> Problem description
The exercise asks for every line of the data to be reproduced exactly.

> Records supplied
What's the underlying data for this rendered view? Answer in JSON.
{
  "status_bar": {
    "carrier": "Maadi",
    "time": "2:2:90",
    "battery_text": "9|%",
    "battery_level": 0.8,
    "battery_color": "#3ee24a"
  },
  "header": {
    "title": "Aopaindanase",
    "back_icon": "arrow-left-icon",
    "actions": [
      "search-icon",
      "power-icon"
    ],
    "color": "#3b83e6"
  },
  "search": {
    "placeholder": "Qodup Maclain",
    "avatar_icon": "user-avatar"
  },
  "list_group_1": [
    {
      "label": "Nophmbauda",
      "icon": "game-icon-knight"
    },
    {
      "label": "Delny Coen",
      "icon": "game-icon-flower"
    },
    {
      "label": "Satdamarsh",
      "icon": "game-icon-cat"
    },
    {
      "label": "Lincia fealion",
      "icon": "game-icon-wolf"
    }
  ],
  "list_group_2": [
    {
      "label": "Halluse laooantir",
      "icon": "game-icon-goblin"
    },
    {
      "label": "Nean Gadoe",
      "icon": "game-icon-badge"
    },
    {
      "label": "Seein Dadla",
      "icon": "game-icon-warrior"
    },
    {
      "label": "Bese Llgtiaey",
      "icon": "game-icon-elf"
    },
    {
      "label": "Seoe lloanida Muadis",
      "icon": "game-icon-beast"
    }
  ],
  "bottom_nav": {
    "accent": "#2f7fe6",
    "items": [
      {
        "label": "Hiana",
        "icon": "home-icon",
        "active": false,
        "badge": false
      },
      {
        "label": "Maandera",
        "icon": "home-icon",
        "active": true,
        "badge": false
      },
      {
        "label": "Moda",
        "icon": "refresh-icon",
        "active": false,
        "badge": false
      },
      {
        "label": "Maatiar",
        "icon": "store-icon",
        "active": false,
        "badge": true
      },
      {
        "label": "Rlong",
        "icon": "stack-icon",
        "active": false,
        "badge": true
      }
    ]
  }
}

> Solution below
What's the underlying data for this rendered view? Answer in JSON.
{
  "status_bar": {
    "carrier": "Maadi",
    "time": "2:2:90",
    "battery_text": "9|%",
    "battery_level": 0.8,
    "battery_color": "#3ee24a"
  },
  "header": {
    "title": "Aopaindanase",
    "back_icon": "arrow-left-icon",
    "actions": [
      "search-icon",
      "power-icon"
    ],
    "color": "#3b83e6"
  },
  "search": {
    "placeholder": "Qodup Maclain",
    "avatar_icon": "user-avatar"
  },
  "list_group_1": [
    {
      "label": "Nophmbauda",
      "icon": "game-icon-knight"
    },
    {
      "label": "Delny Coen",
      "icon": "game-icon-flower"
    },
    {
      "label": "Satdamarsh",
      "icon": "game-icon-cat"
    },
    {
      "label": "Lincia fealion",
      "icon": "game-icon-wolf"
    }
  ],
  "list_group_2": [
    {
      "label": "Halluse laooantir",
      "icon": "game-icon-goblin"
    },
    {
      "label": "Nean Gadoe",
      "icon": "game-icon-badge"
    },
    {
      "label": "Seein Dadla",
      "icon": "game-icon-warrior"
    },
    {
      "label": "Bese Llgtiaey",
      "icon": "game-icon-elf"
    },
    {
      "label": "Seoe lloanida Muadis",
      "icon": "game-icon-beast"
    }
  ],
  "bottom_nav": {
    "accent": "#2f7fe6",
    "items": [
      {
        "label": "Hiana",
        "icon": "home-icon",
        "active": false,
        "badge": false
      },
      {
        "label": "Maandera",
        "icon": "home-icon",
        "active": true,
        "badge": false
      },
      {
        "label": "Moda",
        "icon": "refresh-icon",
        "active": false,
        "badge": false
      },
      {
        "label": "Maatiar",
        "icon": "store-icon",
        "active": false,
        "badge": true
      },
      {
        "label": "Rlong",
        "icon": "stack-icon",
        "active": false,
        "badge": true
      }
    ]
  }
}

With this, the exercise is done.